(Collected data)
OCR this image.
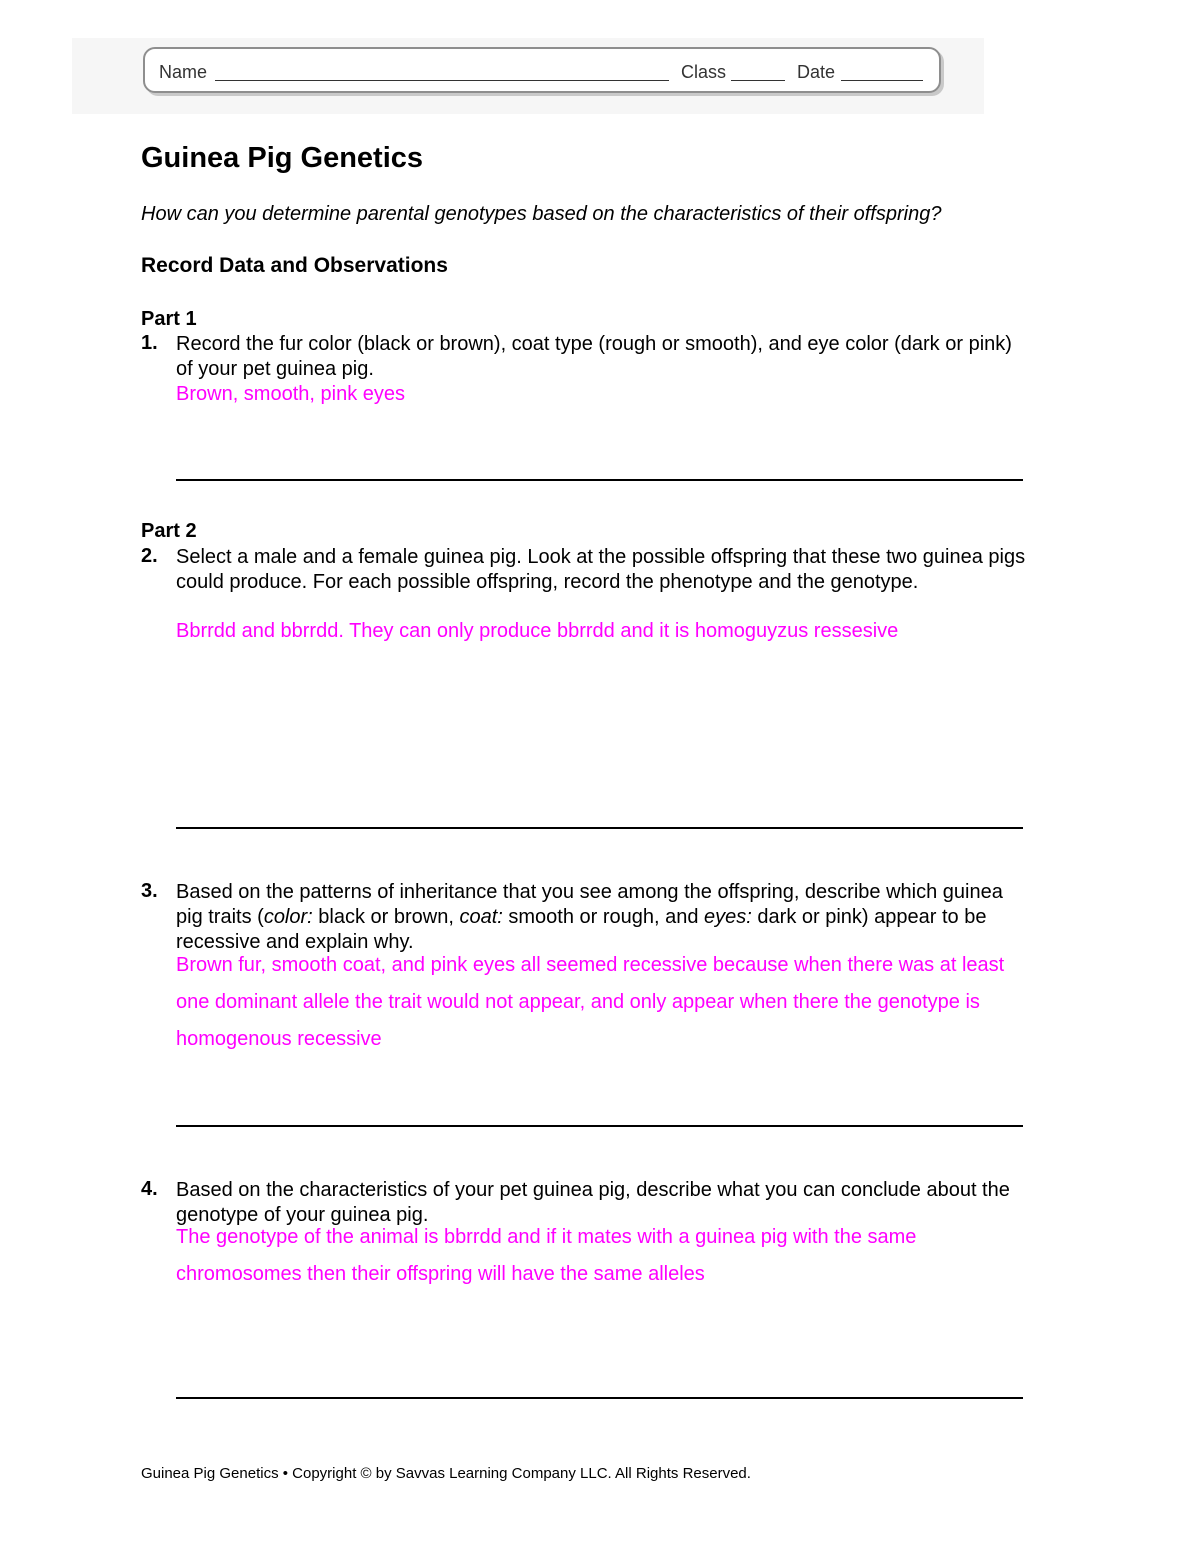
Name	Class	Date
Guinea Pig Genetics

How can you determine parental genotypes based on the characteristics of their offspring?

Record Data and Observations
Part 1
1. Record the fur color (black or brown), coat type (rough or smooth), and eye color (dark or pink) of your pet guinea pig.
Brown, smooth, pink eyes
Part 2
2. Select a male and a female guinea pig. Look at the possible offspring that these two guinea pigs could produce. For each possible offspring, record the phenotype and the genotype.
Bbrrdd and bbrrdd. They can only produce bbrrdd and it is homoguyzus ressesive
3. Based on the patterns of inheritance that you see among the offspring, describe which guinea pig traits (color: black or brown, coat: smooth or rough, and eyes: dark or pink) appear to be recessive and explain why.
Brown fur, smooth coat, and pink eyes all seemed recessive because when there was at least one dominant allele the trait would not appear, and only appear when there the genotype is homogenous recessive
4. Based on the characteristics of your pet guinea pig, describe what you can conclude about the genotype of your guinea pig.
The genotype of the animal is bbrrdd and if it mates with a guinea pig with the same chromosomes then their offspring will have the same alleles
Guinea Pig Genetics • Copyright © by Savvas Learning Company LLC. All Rights Reserved.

▶ BRIEF
From the listing above, find the number of lines with the word "bbrrdd" in them. Answer with the number only.

▶ RESULT
2